"""
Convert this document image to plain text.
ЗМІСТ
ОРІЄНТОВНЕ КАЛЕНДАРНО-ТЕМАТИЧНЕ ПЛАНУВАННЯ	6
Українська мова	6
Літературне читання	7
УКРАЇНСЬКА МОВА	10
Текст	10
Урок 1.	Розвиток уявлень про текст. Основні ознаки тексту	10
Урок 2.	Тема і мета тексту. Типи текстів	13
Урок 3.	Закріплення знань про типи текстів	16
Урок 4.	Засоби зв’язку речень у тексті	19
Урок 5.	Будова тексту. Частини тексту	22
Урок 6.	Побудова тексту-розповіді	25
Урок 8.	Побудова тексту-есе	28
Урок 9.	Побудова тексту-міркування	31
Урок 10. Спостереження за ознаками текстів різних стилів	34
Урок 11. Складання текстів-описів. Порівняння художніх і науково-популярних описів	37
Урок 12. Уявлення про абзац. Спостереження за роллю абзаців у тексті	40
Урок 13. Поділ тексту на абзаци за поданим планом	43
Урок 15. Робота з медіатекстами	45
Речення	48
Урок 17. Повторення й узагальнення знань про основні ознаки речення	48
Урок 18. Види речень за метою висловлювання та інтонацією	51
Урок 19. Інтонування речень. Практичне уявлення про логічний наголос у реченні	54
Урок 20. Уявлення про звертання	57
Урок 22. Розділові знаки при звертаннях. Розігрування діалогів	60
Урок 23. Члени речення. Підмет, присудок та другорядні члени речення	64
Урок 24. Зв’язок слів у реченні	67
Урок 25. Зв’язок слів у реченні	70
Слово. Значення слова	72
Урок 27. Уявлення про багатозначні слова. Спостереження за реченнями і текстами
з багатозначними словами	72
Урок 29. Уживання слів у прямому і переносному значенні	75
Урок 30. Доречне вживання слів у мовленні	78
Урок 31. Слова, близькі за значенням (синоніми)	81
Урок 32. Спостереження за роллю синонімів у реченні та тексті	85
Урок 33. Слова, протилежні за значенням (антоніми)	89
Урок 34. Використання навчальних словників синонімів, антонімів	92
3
"""
Provide an exact reproduction of all the entries shown above.

» **Correct result**
Convert this document image to plain text.
ЗМІСТ
ОРІЄНТОВНЕ КАЛЕНДАРНО-ТЕМАТИЧНЕ ПЛАНУВАННЯ	6
Українська мова	6
Літературне читання	7
УКРАЇНСЬКА МОВА	10
Текст	10
Урок 1.	Розвиток уявлень про текст. Основні ознаки тексту	10
Урок 2.	Тема і мета тексту. Типи текстів	13
Урок 3.	Закріплення знань про типи текстів	16
Урок 4.	Засоби зв’язку речень у тексті	19
Урок 5.	Будова тексту. Частини тексту	22
Урок 6.	Побудова тексту-розповіді	25
Урок 8.	Побудова тексту-есе	28
Урок 9.	Побудова тексту-міркування	31
Урок 10. Спостереження за ознаками текстів різних стилів	34
Урок 11. Складання текстів-описів. Порівняння художніх і науково-популярних описів	37
Урок 12. Уявлення про абзац. Спостереження за роллю абзаців у тексті	40
Урок 13. Поділ тексту на абзаци за поданим планом	43
Урок 15. Робота з медіатекстами	45
Речення	48
Урок 17. Повторення й узагальнення знань про основні ознаки речення	48
Урок 18. Види речень за метою висловлювання та інтонацією	51
Урок 19. Інтонування речень. Практичне уявлення про логічний наголос у реченні	54
Урок 20. Уявлення про звертання	57
Урок 22. Розділові знаки при звертаннях. Розігрування діалогів	60
Урок 23. Члени речення. Підмет, присудок та другорядні члени речення	64
Урок 24. Зв’язок слів у реченні	67
Урок 25. Зв’язок слів у реченні	70
Слово. Значення слова	72
Урок 27. Уявлення про багатозначні слова. Спостереження за реченнями і текстами
з багатозначними словами	72
Урок 29. Уживання слів у прямому і переносному значенні	75
Урок 30. Доречне вживання слів у мовленні	78
Урок 31. Слова, близькі за значенням (синоніми)	81
Урок 32. Спостереження за роллю синонімів у реченні та тексті	85
Урок 33. Слова, протилежні за значенням (антоніми)	89
Урок 34. Використання навчальних словників синонімів, антонімів	92
3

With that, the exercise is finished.